Figure record listings:
• • • •

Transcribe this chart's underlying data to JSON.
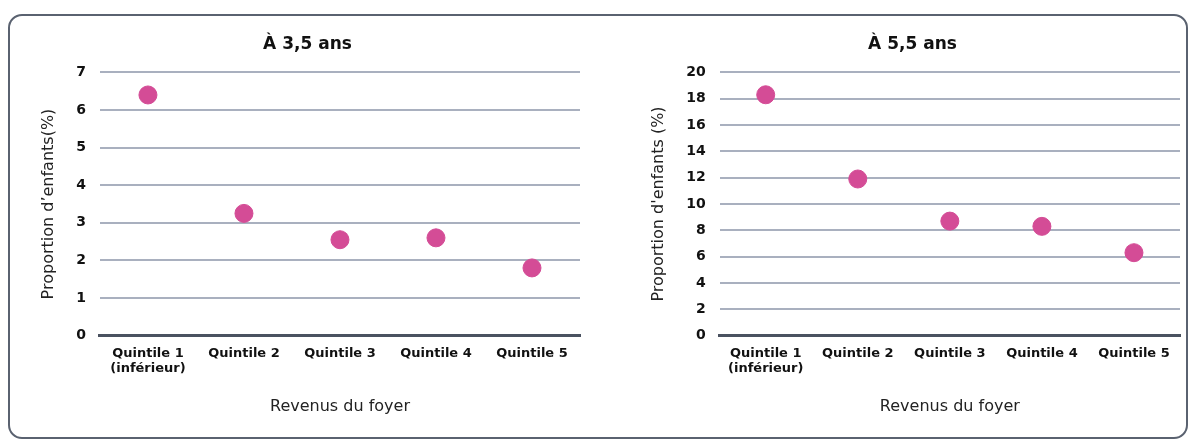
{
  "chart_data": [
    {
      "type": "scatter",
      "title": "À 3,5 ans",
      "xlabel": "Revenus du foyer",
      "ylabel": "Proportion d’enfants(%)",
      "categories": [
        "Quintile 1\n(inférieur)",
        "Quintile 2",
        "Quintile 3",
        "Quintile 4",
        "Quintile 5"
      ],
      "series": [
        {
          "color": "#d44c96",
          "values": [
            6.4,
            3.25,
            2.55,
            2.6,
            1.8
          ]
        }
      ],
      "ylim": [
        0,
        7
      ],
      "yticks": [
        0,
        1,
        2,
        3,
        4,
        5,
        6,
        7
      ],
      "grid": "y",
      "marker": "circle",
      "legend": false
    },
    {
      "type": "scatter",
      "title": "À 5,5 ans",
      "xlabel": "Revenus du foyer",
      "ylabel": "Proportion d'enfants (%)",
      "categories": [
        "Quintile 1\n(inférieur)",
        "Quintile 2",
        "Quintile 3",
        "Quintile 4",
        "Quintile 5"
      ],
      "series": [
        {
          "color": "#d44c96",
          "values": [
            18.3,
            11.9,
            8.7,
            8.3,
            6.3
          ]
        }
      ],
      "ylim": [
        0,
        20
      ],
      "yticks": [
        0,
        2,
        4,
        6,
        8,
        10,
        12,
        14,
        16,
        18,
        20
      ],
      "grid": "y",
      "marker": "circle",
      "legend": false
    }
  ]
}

• • • •

The problem:
Go through the entries and return each line where the word "Proportion" appears.

Answer to this task:
      "ylabel": "Proportion d’enfants(%)",
      "ylabel": "Proportion d'enfants (%)",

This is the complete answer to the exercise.